WRITTEN EXERCISE: For the listing underneath, give the count of lines containing the string "title" and nothing further.

DATA ROWS:
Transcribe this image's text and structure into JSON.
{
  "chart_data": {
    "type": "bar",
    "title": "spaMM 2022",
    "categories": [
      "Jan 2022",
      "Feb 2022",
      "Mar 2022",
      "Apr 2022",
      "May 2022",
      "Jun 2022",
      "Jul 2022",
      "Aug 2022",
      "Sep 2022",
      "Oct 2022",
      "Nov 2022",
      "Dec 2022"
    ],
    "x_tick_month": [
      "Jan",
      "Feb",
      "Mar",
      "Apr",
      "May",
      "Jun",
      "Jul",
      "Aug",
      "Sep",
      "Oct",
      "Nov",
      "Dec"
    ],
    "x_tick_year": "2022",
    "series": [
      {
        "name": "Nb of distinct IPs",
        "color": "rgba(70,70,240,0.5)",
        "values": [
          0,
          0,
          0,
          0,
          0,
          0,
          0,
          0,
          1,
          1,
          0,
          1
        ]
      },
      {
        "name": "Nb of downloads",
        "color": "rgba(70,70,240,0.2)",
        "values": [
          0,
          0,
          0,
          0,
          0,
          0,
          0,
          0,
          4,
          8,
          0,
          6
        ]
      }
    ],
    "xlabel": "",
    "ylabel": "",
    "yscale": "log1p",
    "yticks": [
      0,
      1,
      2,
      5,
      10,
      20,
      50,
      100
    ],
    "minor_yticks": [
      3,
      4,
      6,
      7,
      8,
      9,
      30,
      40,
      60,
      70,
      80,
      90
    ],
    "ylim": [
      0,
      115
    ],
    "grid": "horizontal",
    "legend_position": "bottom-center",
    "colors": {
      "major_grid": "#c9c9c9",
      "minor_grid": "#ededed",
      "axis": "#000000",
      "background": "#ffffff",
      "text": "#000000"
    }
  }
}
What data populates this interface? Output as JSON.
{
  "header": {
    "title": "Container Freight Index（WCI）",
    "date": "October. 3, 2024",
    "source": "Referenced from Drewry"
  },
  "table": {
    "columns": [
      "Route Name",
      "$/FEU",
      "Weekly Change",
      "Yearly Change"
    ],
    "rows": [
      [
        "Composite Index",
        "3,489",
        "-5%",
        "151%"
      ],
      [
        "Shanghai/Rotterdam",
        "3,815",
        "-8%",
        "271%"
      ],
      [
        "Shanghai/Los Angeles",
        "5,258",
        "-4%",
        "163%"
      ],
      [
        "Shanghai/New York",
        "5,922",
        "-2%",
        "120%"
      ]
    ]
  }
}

REPLY: 2